**SHORT TASK:** All the entries need to be quoted exactly, apart from the pictures, which you should drop.

**MATERIAL FOR THIS EXERCISE:**
--

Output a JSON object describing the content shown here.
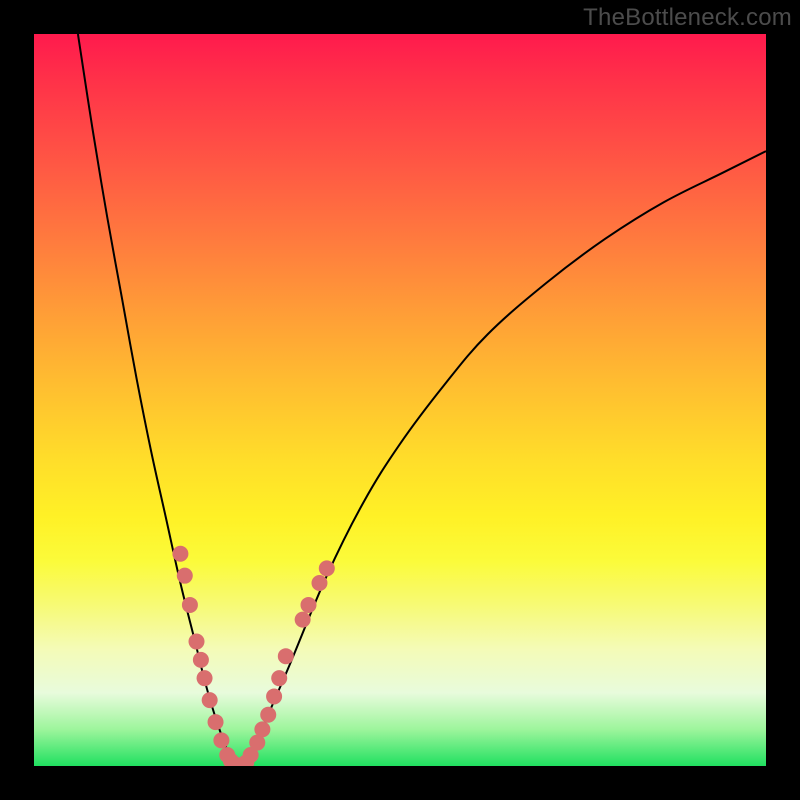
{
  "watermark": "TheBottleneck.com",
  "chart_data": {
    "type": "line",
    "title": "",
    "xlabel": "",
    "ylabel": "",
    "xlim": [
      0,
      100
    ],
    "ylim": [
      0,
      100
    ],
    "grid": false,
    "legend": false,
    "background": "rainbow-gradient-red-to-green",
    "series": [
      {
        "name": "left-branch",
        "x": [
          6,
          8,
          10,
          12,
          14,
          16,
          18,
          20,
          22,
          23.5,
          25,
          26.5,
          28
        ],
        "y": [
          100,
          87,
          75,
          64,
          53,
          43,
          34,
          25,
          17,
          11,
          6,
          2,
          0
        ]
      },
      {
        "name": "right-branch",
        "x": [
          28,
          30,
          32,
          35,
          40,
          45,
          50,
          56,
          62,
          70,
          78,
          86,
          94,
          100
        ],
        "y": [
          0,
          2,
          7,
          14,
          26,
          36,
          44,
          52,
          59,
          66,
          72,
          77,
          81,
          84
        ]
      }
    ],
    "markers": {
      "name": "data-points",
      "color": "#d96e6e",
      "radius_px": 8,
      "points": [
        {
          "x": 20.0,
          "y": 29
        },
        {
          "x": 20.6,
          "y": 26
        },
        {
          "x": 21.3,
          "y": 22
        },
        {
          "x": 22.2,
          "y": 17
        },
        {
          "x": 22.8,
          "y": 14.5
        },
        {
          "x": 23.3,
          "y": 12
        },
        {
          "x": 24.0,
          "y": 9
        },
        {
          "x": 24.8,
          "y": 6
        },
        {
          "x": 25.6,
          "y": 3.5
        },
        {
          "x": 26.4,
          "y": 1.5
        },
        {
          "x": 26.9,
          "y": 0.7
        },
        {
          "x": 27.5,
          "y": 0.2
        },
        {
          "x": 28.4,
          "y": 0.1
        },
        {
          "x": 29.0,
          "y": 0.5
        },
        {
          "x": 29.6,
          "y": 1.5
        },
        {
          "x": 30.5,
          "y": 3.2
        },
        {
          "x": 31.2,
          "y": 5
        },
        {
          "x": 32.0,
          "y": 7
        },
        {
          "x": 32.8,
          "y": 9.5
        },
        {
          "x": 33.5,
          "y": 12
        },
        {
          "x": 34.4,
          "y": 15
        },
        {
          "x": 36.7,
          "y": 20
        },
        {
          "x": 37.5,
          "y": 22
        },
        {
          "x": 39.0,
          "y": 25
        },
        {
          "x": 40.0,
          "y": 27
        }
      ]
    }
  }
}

--

**THE REPLY:**
Output a JSON object describing the content shown here.
{
  "watermark": "TheBottleneck.com",
  "chart_data": {
    "type": "line",
    "title": "",
    "xlabel": "",
    "ylabel": "",
    "xlim": [
      0,
      100
    ],
    "ylim": [
      0,
      100
    ],
    "grid": false,
    "legend": false,
    "background": "rainbow-gradient-red-to-green",
    "series": [
      {
        "name": "left-branch",
        "x": [
          6,
          8,
          10,
          12,
          14,
          16,
          18,
          20,
          22,
          23.5,
          25,
          26.5,
          28
        ],
        "y": [
          100,
          87,
          75,
          64,
          53,
          43,
          34,
          25,
          17,
          11,
          6,
          2,
          0
        ]
      },
      {
        "name": "right-branch",
        "x": [
          28,
          30,
          32,
          35,
          40,
          45,
          50,
          56,
          62,
          70,
          78,
          86,
          94,
          100
        ],
        "y": [
          0,
          2,
          7,
          14,
          26,
          36,
          44,
          52,
          59,
          66,
          72,
          77,
          81,
          84
        ]
      }
    ],
    "markers": {
      "name": "data-points",
      "color": "#d96e6e",
      "radius_px": 8,
      "points": [
        {
          "x": 20.0,
          "y": 29
        },
        {
          "x": 20.6,
          "y": 26
        },
        {
          "x": 21.3,
          "y": 22
        },
        {
          "x": 22.2,
          "y": 17
        },
        {
          "x": 22.8,
          "y": 14.5
        },
        {
          "x": 23.3,
          "y": 12
        },
        {
          "x": 24.0,
          "y": 9
        },
        {
          "x": 24.8,
          "y": 6
        },
        {
          "x": 25.6,
          "y": 3.5
        },
        {
          "x": 26.4,
          "y": 1.5
        },
        {
          "x": 26.9,
          "y": 0.7
        },
        {
          "x": 27.5,
          "y": 0.2
        },
        {
          "x": 28.4,
          "y": 0.1
        },
        {
          "x": 29.0,
          "y": 0.5
        },
        {
          "x": 29.6,
          "y": 1.5
        },
        {
          "x": 30.5,
          "y": 3.2
        },
        {
          "x": 31.2,
          "y": 5
        },
        {
          "x": 32.0,
          "y": 7
        },
        {
          "x": 32.8,
          "y": 9.5
        },
        {
          "x": 33.5,
          "y": 12
        },
        {
          "x": 34.4,
          "y": 15
        },
        {
          "x": 36.7,
          "y": 20
        },
        {
          "x": 37.5,
          "y": 22
        },
        {
          "x": 39.0,
          "y": 25
        },
        {
          "x": 40.0,
          "y": 27
        }
      ]
    }
  }
}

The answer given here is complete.